Text for analysis:

= = = =

Most AI-style calculators ask for basic facts such as your injury type, treatment duration, and losses like medical expenses or lost income. Then they apply assumptions that resemble what a typical adjuster might consider. Some tools attempt to model “economic” losses like bills and wage loss, and they may also include a rough category for non-economic harm such as pain and suffering.
The issue is that real truck injury claims are rarely “average.” In Georgia, insurers often look closely at whether medical treatment was timely, whether diagnoses match the crash mechanism, and whether the injury course is consistent with the documentation. A calculator can’t review your medical imaging, your clinician’s notes, or the pattern of symptoms over time. It also can’t interpret what a defense attorney might argue about causation.
Another limitation is that AI tools generally cannot confirm the strength of evidence that matters in trucking cases. Liability may hinge on logs, maintenance records, electronic event data, witness statements, surveillance footage, or the scene evidence captured right after the crash. If those pieces are missing or disputed, the value of the claim can change significantly.
Even when the calculator gives what looks like a plausible range, it often cannot predict how negotiations will unfold. In practice, insurers use early offers to test how much they can reduce the claim before you have leverage. That leverage is tied to preparation: consistent medical documentation, organized records, and a liability theory supported by evidence.

= = = =

Data items:
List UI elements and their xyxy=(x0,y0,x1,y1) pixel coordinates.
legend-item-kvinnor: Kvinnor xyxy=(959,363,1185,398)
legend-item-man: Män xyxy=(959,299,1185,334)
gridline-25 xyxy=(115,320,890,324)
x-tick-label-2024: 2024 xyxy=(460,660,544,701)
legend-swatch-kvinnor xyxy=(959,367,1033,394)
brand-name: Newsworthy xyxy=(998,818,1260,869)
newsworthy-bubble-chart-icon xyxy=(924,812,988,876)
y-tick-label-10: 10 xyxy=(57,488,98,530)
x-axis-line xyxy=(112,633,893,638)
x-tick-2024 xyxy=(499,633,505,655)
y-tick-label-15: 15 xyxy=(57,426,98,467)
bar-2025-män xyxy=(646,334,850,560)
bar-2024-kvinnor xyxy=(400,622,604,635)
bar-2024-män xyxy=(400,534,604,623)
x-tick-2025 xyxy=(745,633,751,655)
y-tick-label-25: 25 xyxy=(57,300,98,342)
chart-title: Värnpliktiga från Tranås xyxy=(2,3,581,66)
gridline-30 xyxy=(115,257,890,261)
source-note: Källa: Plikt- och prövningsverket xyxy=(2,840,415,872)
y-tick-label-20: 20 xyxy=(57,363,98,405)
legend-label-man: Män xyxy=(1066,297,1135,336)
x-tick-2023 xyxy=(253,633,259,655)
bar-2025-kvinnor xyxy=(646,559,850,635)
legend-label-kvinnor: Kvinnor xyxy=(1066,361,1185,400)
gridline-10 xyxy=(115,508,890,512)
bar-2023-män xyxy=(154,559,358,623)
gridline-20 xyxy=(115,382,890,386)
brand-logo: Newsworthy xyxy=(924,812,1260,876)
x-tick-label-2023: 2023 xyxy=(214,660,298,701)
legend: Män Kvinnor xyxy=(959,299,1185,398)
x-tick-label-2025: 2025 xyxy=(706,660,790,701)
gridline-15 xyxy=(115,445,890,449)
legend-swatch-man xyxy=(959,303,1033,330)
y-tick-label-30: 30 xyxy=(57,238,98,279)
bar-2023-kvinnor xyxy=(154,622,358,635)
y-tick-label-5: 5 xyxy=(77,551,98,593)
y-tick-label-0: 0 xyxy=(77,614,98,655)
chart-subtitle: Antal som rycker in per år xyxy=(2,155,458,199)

= = = =

Aim of the exercise:
Write out the part of the passage about AI injury calculators that begins with the words "Most AI-style calculators" and ends with "argue about causation.".

Response to this exercise:
Most AI-style calculators ask for basic facts such as your injury type, treatment duration, and losses like medical expenses or lost income. Then they apply assumptions that resemble what a typical adjuster might consider. Some tools attempt to model “economic” losses like bills and wage loss, and they may also include a rough category for non-economic harm such as pain and suffering.
The issue is that real truck injury claims are rarely “average.” In Georgia, insurers often look closely at whether medical treatment was timely, whether diagnoses match the crash mechanism, and whether the injury course is consistent with the documentation. A calculator can’t review your medical imaging, your clinician’s notes, or the pattern of symptoms over time. It also can’t interpret what a defense attorney might argue about causation.